#### INSTRUCTIONS FOR THE TASK:
Count every line where "name" shows up, and give that number only.
________________________________________
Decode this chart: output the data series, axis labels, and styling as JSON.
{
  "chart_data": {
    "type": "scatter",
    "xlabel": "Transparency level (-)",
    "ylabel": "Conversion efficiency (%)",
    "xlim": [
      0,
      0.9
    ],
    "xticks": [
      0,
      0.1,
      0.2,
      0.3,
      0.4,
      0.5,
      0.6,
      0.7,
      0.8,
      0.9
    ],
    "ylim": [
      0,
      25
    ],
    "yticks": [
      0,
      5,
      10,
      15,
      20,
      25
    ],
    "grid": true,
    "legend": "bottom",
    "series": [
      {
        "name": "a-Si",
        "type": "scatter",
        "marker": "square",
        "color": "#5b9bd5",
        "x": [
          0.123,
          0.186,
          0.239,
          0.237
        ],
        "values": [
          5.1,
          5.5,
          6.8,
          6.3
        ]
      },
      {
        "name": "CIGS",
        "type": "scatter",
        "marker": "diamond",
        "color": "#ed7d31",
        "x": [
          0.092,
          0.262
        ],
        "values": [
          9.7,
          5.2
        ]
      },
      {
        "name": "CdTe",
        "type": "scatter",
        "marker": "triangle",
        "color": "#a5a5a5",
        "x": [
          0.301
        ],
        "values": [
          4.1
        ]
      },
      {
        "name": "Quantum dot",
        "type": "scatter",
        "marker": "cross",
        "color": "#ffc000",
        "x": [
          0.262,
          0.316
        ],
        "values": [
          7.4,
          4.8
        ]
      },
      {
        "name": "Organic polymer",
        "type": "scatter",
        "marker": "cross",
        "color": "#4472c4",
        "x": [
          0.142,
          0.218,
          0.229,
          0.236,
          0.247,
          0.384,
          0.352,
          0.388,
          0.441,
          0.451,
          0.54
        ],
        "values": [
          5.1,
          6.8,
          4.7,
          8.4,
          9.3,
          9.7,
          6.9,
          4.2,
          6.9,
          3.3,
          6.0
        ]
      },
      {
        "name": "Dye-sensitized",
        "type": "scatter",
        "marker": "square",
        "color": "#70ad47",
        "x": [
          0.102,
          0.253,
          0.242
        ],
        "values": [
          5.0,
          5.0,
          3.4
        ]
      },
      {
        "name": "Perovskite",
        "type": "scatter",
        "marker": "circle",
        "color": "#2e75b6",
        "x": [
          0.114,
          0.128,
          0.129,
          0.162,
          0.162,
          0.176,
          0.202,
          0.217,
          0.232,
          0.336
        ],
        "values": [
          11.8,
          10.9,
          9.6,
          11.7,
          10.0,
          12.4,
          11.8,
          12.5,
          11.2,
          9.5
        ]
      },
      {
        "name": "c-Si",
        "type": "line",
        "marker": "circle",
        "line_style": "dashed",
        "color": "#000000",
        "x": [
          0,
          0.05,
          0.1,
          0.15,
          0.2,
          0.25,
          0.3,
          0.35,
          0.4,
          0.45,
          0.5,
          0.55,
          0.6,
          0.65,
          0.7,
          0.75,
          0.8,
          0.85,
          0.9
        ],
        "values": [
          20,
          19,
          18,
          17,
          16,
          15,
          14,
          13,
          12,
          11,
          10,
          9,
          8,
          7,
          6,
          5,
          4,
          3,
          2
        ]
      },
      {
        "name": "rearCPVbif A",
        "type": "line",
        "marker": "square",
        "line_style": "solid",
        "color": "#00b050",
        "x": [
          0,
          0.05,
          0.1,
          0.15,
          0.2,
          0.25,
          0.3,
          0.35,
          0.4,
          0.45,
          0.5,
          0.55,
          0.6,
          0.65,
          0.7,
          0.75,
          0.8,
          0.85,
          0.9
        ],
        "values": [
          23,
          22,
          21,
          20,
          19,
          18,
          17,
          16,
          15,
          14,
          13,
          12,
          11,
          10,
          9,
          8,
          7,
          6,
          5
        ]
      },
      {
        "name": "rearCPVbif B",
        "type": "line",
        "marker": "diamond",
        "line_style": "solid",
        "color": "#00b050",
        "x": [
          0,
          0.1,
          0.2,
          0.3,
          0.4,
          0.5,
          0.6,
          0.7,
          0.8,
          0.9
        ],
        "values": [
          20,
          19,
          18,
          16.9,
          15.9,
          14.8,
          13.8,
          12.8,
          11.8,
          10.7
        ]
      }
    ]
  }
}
________________________________________
#### OUTPUT OF THE EXERCISE:
10